EXERCISE GOAL>
All of the entries need to be written out again, exactly as they are.

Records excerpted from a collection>
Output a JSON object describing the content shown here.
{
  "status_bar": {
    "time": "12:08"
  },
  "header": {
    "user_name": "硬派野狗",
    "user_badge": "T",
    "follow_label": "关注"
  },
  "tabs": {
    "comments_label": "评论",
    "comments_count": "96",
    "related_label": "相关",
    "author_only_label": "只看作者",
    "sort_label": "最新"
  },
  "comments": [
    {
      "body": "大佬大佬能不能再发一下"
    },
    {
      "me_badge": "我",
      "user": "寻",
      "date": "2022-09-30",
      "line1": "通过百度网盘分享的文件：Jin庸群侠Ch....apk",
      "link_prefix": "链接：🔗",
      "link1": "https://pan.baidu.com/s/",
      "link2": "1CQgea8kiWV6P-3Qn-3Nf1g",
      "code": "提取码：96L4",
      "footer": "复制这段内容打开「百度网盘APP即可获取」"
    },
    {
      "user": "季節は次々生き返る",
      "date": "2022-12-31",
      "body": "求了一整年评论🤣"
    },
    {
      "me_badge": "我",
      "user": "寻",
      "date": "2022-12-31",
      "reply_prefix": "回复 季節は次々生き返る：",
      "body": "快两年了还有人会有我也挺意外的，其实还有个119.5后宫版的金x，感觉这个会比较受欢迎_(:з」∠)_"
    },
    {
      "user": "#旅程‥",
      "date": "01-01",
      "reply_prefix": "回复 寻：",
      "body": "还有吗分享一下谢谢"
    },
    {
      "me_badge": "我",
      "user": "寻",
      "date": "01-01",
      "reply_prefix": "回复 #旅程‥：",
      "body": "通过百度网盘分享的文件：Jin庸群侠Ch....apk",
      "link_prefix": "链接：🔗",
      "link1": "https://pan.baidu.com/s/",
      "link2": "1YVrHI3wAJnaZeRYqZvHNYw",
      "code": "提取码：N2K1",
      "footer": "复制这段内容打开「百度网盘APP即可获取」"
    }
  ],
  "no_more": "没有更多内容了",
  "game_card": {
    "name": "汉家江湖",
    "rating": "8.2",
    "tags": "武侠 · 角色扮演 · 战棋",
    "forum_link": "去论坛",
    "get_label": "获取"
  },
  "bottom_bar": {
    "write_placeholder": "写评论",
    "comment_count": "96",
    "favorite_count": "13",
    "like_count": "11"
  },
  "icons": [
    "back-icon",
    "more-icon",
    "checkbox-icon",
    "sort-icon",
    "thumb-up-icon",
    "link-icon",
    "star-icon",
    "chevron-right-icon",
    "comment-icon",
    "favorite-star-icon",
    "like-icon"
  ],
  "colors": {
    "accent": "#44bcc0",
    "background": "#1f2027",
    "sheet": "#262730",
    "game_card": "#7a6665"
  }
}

THE COMPLETED TASK>
Output a JSON object describing the content shown here.
{
  "status_bar": {
    "time": "12:08"
  },
  "header": {
    "user_name": "硬派野狗",
    "user_badge": "T",
    "follow_label": "关注"
  },
  "tabs": {
    "comments_label": "评论",
    "comments_count": "96",
    "related_label": "相关",
    "author_only_label": "只看作者",
    "sort_label": "最新"
  },
  "comments": [
    {
      "body": "大佬大佬能不能再发一下"
    },
    {
      "me_badge": "我",
      "user": "寻",
      "date": "2022-09-30",
      "line1": "通过百度网盘分享的文件：Jin庸群侠Ch....apk",
      "link_prefix": "链接：🔗",
      "link1": "https://pan.baidu.com/s/",
      "link2": "1CQgea8kiWV6P-3Qn-3Nf1g",
      "code": "提取码：96L4",
      "footer": "复制这段内容打开「百度网盘APP即可获取」"
    },
    {
      "user": "季節は次々生き返る",
      "date": "2022-12-31",
      "body": "求了一整年评论🤣"
    },
    {
      "me_badge": "我",
      "user": "寻",
      "date": "2022-12-31",
      "reply_prefix": "回复 季節は次々生き返る：",
      "body": "快两年了还有人会有我也挺意外的，其实还有个119.5后宫版的金x，感觉这个会比较受欢迎_(:з」∠)_"
    },
    {
      "user": "#旅程‥",
      "date": "01-01",
      "reply_prefix": "回复 寻：",
      "body": "还有吗分享一下谢谢"
    },
    {
      "me_badge": "我",
      "user": "寻",
      "date": "01-01",
      "reply_prefix": "回复 #旅程‥：",
      "body": "通过百度网盘分享的文件：Jin庸群侠Ch....apk",
      "link_prefix": "链接：🔗",
      "link1": "https://pan.baidu.com/s/",
      "link2": "1YVrHI3wAJnaZeRYqZvHNYw",
      "code": "提取码：N2K1",
      "footer": "复制这段内容打开「百度网盘APP即可获取」"
    }
  ],
  "no_more": "没有更多内容了",
  "game_card": {
    "name": "汉家江湖",
    "rating": "8.2",
    "tags": "武侠 · 角色扮演 · 战棋",
    "forum_link": "去论坛",
    "get_label": "获取"
  },
  "bottom_bar": {
    "write_placeholder": "写评论",
    "comment_count": "96",
    "favorite_count": "13",
    "like_count": "11"
  },
  "icons": [
    "back-icon",
    "more-icon",
    "checkbox-icon",
    "sort-icon",
    "thumb-up-icon",
    "link-icon",
    "star-icon",
    "chevron-right-icon",
    "comment-icon",
    "favorite-star-icon",
    "like-icon"
  ],
  "colors": {
    "accent": "#44bcc0",
    "background": "#1f2027",
    "sheet": "#262730",
    "game_card": "#7a6665"
  }
}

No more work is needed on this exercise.